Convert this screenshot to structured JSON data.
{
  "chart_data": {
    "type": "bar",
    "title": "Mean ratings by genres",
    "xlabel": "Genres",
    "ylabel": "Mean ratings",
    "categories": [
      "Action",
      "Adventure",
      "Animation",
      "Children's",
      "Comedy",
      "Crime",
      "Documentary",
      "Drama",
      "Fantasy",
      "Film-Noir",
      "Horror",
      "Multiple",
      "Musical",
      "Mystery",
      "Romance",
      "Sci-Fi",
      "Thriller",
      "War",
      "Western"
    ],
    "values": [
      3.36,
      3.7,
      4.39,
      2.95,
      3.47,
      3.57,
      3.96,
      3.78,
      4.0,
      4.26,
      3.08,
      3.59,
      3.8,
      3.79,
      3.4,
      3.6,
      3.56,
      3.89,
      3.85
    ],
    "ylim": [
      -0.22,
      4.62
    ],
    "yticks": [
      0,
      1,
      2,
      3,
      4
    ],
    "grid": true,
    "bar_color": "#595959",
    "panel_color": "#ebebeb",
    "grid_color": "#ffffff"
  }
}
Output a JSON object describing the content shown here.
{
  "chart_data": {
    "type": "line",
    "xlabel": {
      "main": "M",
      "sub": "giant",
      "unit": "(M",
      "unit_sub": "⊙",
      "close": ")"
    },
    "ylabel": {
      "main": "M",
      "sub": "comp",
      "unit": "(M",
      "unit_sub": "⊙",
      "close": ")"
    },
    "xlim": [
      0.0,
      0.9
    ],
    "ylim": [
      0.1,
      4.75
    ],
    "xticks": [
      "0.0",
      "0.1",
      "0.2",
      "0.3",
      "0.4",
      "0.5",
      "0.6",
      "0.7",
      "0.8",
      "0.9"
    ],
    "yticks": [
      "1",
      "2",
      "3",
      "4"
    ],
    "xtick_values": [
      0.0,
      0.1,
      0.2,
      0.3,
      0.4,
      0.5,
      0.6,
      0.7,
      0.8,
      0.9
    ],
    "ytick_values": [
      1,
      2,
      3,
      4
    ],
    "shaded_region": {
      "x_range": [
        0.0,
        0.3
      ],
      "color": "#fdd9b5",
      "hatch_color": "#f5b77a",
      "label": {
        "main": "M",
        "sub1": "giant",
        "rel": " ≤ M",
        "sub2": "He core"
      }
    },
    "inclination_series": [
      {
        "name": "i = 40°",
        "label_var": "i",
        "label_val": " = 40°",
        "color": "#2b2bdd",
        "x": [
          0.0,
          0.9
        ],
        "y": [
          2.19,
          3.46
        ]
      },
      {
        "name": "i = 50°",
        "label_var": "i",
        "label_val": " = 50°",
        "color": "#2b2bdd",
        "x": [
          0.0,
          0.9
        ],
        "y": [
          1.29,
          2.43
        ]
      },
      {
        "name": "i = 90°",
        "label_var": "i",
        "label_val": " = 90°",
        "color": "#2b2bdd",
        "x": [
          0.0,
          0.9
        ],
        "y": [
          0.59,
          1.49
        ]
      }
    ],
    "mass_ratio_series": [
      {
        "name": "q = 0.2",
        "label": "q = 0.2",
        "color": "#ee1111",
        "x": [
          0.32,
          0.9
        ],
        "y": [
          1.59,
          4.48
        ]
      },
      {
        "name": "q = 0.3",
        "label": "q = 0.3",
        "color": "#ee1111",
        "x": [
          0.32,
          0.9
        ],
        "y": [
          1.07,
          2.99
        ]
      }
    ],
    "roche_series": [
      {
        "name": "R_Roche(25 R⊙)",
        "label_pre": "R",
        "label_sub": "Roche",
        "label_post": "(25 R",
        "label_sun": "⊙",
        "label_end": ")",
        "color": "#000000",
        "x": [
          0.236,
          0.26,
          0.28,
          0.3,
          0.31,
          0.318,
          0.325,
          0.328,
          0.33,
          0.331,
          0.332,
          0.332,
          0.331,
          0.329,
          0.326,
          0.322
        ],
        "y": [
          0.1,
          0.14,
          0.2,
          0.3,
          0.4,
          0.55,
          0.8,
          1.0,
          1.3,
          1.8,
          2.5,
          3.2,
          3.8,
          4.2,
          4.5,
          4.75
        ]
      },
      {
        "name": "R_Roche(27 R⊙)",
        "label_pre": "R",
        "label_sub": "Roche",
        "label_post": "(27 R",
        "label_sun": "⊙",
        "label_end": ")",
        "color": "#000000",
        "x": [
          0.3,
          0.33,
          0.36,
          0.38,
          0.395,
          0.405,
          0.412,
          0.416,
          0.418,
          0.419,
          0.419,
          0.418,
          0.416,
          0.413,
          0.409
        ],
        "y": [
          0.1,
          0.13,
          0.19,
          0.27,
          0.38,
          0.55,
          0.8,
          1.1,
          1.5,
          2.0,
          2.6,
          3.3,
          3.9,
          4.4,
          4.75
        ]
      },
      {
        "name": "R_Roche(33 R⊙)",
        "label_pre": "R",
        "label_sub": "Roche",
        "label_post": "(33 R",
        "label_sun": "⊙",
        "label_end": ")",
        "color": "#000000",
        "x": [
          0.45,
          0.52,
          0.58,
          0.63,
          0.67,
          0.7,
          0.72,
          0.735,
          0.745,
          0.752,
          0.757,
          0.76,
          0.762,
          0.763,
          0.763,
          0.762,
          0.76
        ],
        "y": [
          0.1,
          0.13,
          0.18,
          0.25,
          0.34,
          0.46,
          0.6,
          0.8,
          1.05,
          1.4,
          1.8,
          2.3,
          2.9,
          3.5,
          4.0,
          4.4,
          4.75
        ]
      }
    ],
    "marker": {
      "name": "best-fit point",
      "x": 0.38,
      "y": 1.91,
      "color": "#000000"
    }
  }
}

^^^^^^^^^^^^^^^^

TASK GOAL —
Report how many lines in the records hold the word "ratings", giving the number and nothing else.

ANSWER TO THE PROBLEM —
2